• [Records that describe figures]:
———
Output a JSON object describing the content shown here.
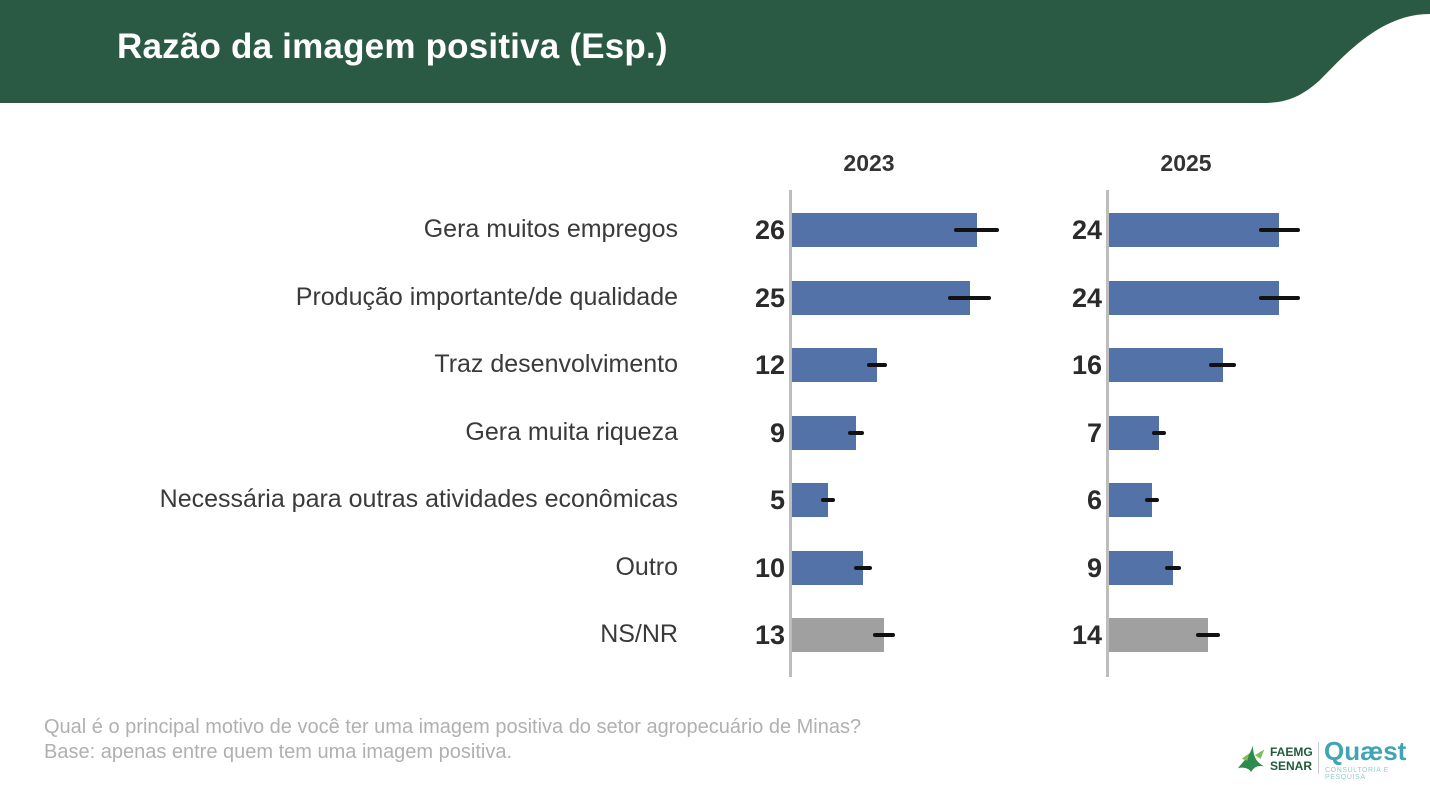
{
  "header": {
    "title": "Razão da imagem positiva (Esp.)",
    "band_color": "#2b5a44"
  },
  "chart_data": {
    "type": "bar",
    "orientation": "horizontal",
    "categories": [
      "Gera muitos empregos",
      "Produção importante/de qualidade",
      "Traz desenvolvimento",
      "Gera muita riqueza",
      "Necessária para outras atividades econômicas",
      "Outro",
      "NS/NR"
    ],
    "series": [
      {
        "name": "2023",
        "values": [
          26,
          25,
          12,
          9,
          5,
          10,
          13
        ]
      },
      {
        "name": "2025",
        "values": [
          24,
          24,
          16,
          7,
          6,
          9,
          14
        ]
      }
    ],
    "value_labels": {
      "2023": [
        "26",
        "25",
        "12",
        "9",
        "5",
        "10",
        "13"
      ],
      "2025": [
        "24",
        "24",
        "16",
        "7",
        "6",
        "9",
        "14"
      ]
    },
    "error_bars": true,
    "colors": {
      "bar": "#5272a8",
      "bar_nsnr": "#a0a0a0",
      "error_bar": "#111111",
      "axis": "#bdbdbd"
    },
    "xlim": [
      0,
      30
    ],
    "grid": false,
    "legend": "none"
  },
  "footer": {
    "question": "Qual é o principal motivo de você ter uma imagem positiva do setor agropecuário de Minas?",
    "base": "Base: apenas entre quem tem uma imagem positiva."
  },
  "logos": {
    "faemg_line1": "FAEMG",
    "faemg_line2": "SENAR",
    "quaest": "Quæst",
    "quaest_sub": "CONSULTORIA E PESQUISA"
  }
}
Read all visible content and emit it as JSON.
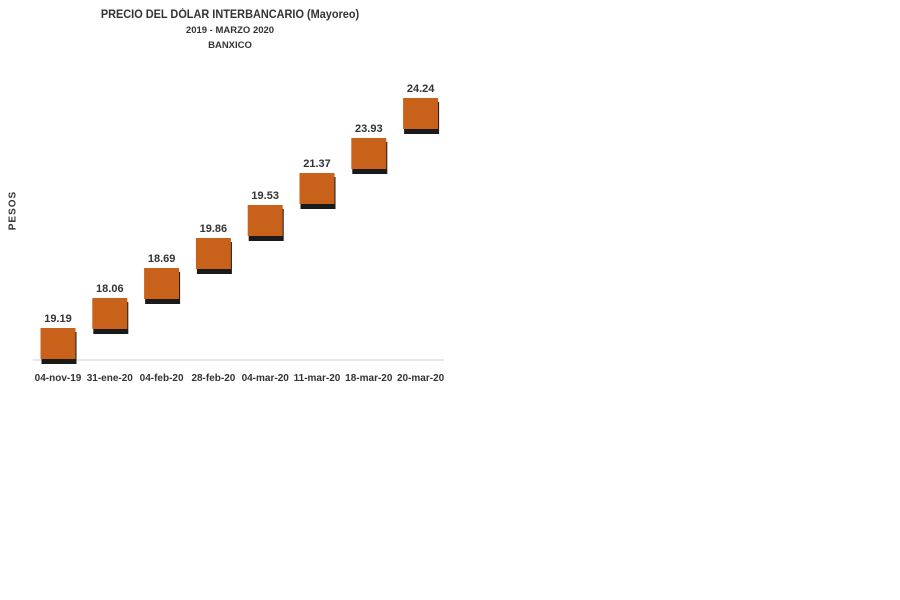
{
  "chart_data": {
    "type": "bar",
    "title": "PRECIO DEL DÓLAR INTERBANCARIO (Mayoreo)",
    "subtitle": "2019 - MARZO 2020",
    "source": "BANXICO",
    "ylabel": "PESOS",
    "xlabel": "",
    "categories": [
      "04-nov-19",
      "31-ene-20",
      "04-feb-20",
      "28-feb-20",
      "04-mar-20",
      "11-mar-20",
      "18-mar-20",
      "20-mar-20"
    ],
    "values": [
      19.19,
      18.06,
      18.69,
      19.86,
      19.53,
      21.37,
      23.93,
      24.24
    ],
    "data_labels": [
      "19.19",
      "18.06",
      "18.69",
      "19.86",
      "19.53",
      "21.37",
      "23.93",
      "24.24"
    ],
    "colors": {
      "bar": "#c8621b",
      "bar_shadow": "#1a1a1a",
      "axis": "#d0d0d0",
      "text": "#333333"
    },
    "grid": false,
    "legend": "none"
  }
}
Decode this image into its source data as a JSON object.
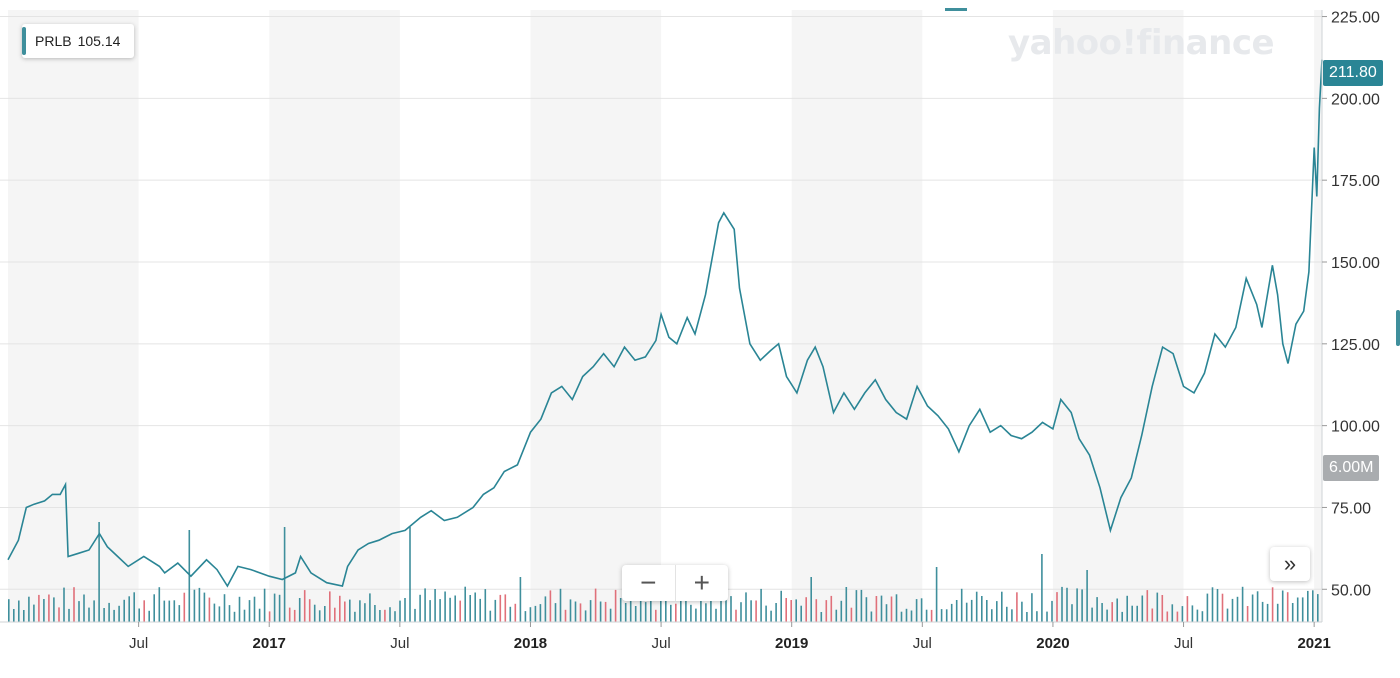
{
  "ticker": {
    "symbol": "PRLB",
    "value": "105.14"
  },
  "watermark": "yahoo!finance",
  "price_tag": "211.80",
  "volume_tag": "6.00M",
  "zoom": {
    "minus": "−",
    "plus": "+"
  },
  "scroll_glyph": "»",
  "colors": {
    "line": "#2a8595",
    "band": "#f5f5f5",
    "vol_up": "#3f8f9c",
    "vol_down": "#e0707a",
    "grid": "#e4e4e4"
  },
  "chart_data": {
    "type": "line",
    "symbol": "PRLB",
    "ylim": [
      40,
      227
    ],
    "y_ticks": [
      50,
      75,
      100,
      125,
      150,
      175,
      200,
      225
    ],
    "y_tick_labels": [
      "50.00",
      "75.00",
      "100.00",
      "125.00",
      "150.00",
      "175.00",
      "200.00",
      "225.00"
    ],
    "x_ticks": [
      {
        "t": 2016.5,
        "label": "Jul",
        "year": false
      },
      {
        "t": 2017.0,
        "label": "2017",
        "year": true
      },
      {
        "t": 2017.5,
        "label": "Jul",
        "year": false
      },
      {
        "t": 2018.0,
        "label": "2018",
        "year": true
      },
      {
        "t": 2018.5,
        "label": "Jul",
        "year": false
      },
      {
        "t": 2019.0,
        "label": "2019",
        "year": true
      },
      {
        "t": 2019.5,
        "label": "Jul",
        "year": false
      },
      {
        "t": 2020.0,
        "label": "2020",
        "year": true
      },
      {
        "t": 2020.5,
        "label": "Jul",
        "year": false
      },
      {
        "t": 2021.0,
        "label": "2021",
        "year": true
      }
    ],
    "x_range": [
      2016.0,
      2021.03
    ],
    "series": [
      {
        "values": [
          [
            2016.0,
            59
          ],
          [
            2016.04,
            65
          ],
          [
            2016.07,
            75
          ],
          [
            2016.1,
            76
          ],
          [
            2016.14,
            77
          ],
          [
            2016.17,
            79
          ],
          [
            2016.2,
            79
          ],
          [
            2016.22,
            82
          ],
          [
            2016.23,
            60
          ],
          [
            2016.27,
            61
          ],
          [
            2016.31,
            62
          ],
          [
            2016.35,
            67
          ],
          [
            2016.38,
            63
          ],
          [
            2016.42,
            60
          ],
          [
            2016.46,
            57
          ],
          [
            2016.52,
            60
          ],
          [
            2016.58,
            57
          ],
          [
            2016.6,
            55
          ],
          [
            2016.65,
            58
          ],
          [
            2016.7,
            54
          ],
          [
            2016.76,
            59
          ],
          [
            2016.8,
            56
          ],
          [
            2016.84,
            51
          ],
          [
            2016.88,
            57
          ],
          [
            2016.93,
            56
          ],
          [
            2017.0,
            54
          ],
          [
            2017.05,
            53
          ],
          [
            2017.1,
            55
          ],
          [
            2017.12,
            60
          ],
          [
            2017.16,
            55
          ],
          [
            2017.22,
            52
          ],
          [
            2017.28,
            51
          ],
          [
            2017.3,
            57
          ],
          [
            2017.34,
            62
          ],
          [
            2017.38,
            64
          ],
          [
            2017.42,
            65
          ],
          [
            2017.47,
            67
          ],
          [
            2017.52,
            68
          ],
          [
            2017.58,
            72
          ],
          [
            2017.62,
            74
          ],
          [
            2017.67,
            71
          ],
          [
            2017.72,
            72
          ],
          [
            2017.78,
            75
          ],
          [
            2017.82,
            79
          ],
          [
            2017.86,
            81
          ],
          [
            2017.9,
            86
          ],
          [
            2017.95,
            88
          ],
          [
            2018.0,
            98
          ],
          [
            2018.04,
            102
          ],
          [
            2018.08,
            110
          ],
          [
            2018.12,
            112
          ],
          [
            2018.16,
            108
          ],
          [
            2018.2,
            115
          ],
          [
            2018.24,
            118
          ],
          [
            2018.28,
            122
          ],
          [
            2018.32,
            118
          ],
          [
            2018.36,
            124
          ],
          [
            2018.4,
            120
          ],
          [
            2018.44,
            121
          ],
          [
            2018.48,
            126
          ],
          [
            2018.5,
            134
          ],
          [
            2018.53,
            127
          ],
          [
            2018.56,
            125
          ],
          [
            2018.6,
            133
          ],
          [
            2018.63,
            128
          ],
          [
            2018.67,
            140
          ],
          [
            2018.72,
            162
          ],
          [
            2018.74,
            165
          ],
          [
            2018.78,
            160
          ],
          [
            2018.8,
            142
          ],
          [
            2018.84,
            125
          ],
          [
            2018.88,
            120
          ],
          [
            2018.92,
            123
          ],
          [
            2018.95,
            125
          ],
          [
            2018.98,
            115
          ],
          [
            2019.02,
            110
          ],
          [
            2019.06,
            120
          ],
          [
            2019.09,
            124
          ],
          [
            2019.12,
            118
          ],
          [
            2019.16,
            104
          ],
          [
            2019.2,
            110
          ],
          [
            2019.24,
            105
          ],
          [
            2019.28,
            110
          ],
          [
            2019.32,
            114
          ],
          [
            2019.36,
            108
          ],
          [
            2019.4,
            104
          ],
          [
            2019.44,
            102
          ],
          [
            2019.48,
            112
          ],
          [
            2019.52,
            106
          ],
          [
            2019.56,
            103
          ],
          [
            2019.6,
            99
          ],
          [
            2019.64,
            92
          ],
          [
            2019.68,
            100
          ],
          [
            2019.72,
            105
          ],
          [
            2019.76,
            98
          ],
          [
            2019.8,
            100
          ],
          [
            2019.84,
            97
          ],
          [
            2019.88,
            96
          ],
          [
            2019.92,
            98
          ],
          [
            2019.96,
            101
          ],
          [
            2020.0,
            99
          ],
          [
            2020.03,
            108
          ],
          [
            2020.07,
            104
          ],
          [
            2020.1,
            96
          ],
          [
            2020.14,
            91
          ],
          [
            2020.18,
            81
          ],
          [
            2020.22,
            68
          ],
          [
            2020.26,
            78
          ],
          [
            2020.3,
            84
          ],
          [
            2020.34,
            97
          ],
          [
            2020.38,
            112
          ],
          [
            2020.42,
            124
          ],
          [
            2020.46,
            122
          ],
          [
            2020.5,
            112
          ],
          [
            2020.54,
            110
          ],
          [
            2020.58,
            116
          ],
          [
            2020.62,
            128
          ],
          [
            2020.66,
            124
          ],
          [
            2020.7,
            130
          ],
          [
            2020.74,
            145
          ],
          [
            2020.78,
            137
          ],
          [
            2020.8,
            130
          ],
          [
            2020.84,
            149
          ],
          [
            2020.86,
            140
          ],
          [
            2020.88,
            125
          ],
          [
            2020.9,
            119
          ],
          [
            2020.93,
            131
          ],
          [
            2020.96,
            135
          ],
          [
            2020.98,
            147
          ],
          [
            2021.0,
            185
          ],
          [
            2021.01,
            170
          ],
          [
            2021.02,
            197
          ],
          [
            2021.03,
            211.8
          ]
        ]
      }
    ]
  }
}
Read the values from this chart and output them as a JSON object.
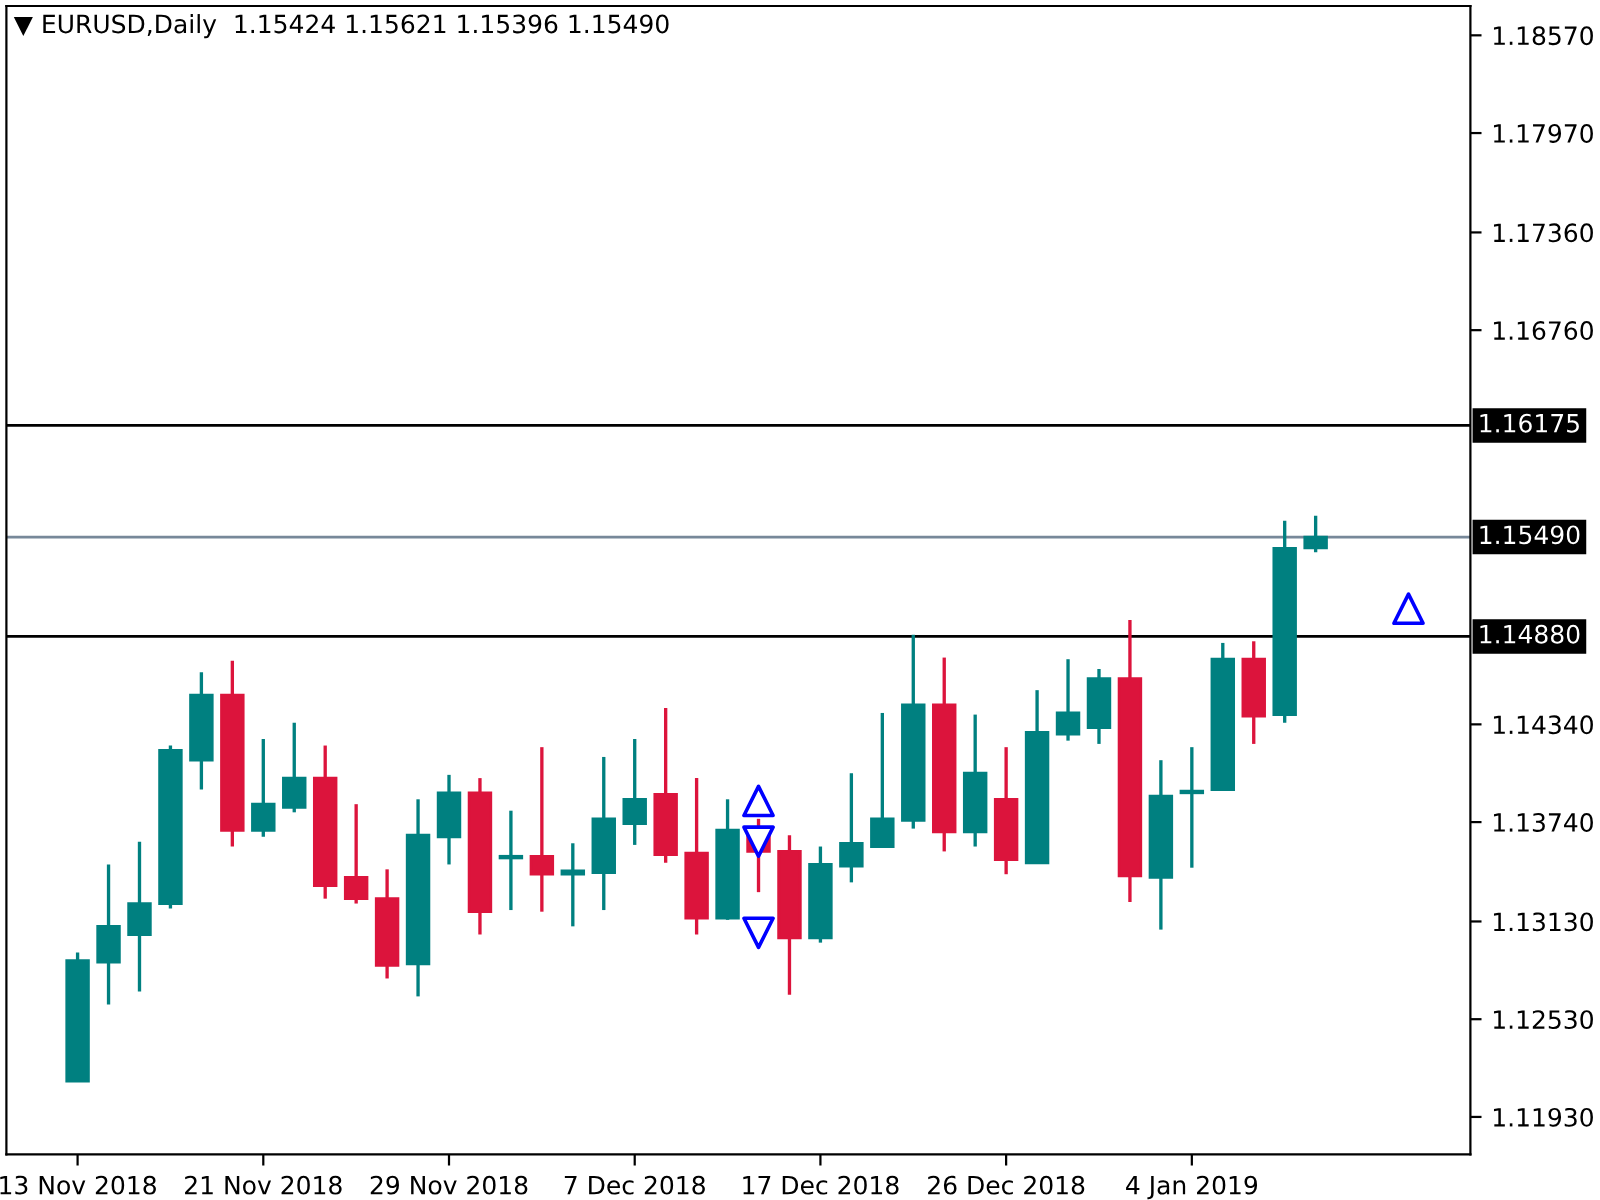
———
• [Exercise directions]: Pick out the lines above that hold the string "imagem" and show them.

• [The reply]:
    "title": "Razão da imagem positiva (Esp.)",
    "question": "Qual é o principal motivo de você ter uma imagem positiva do setor agropecuário de Minas?",
    "base": "Base: apenas entre quem tem uma imagem positiva."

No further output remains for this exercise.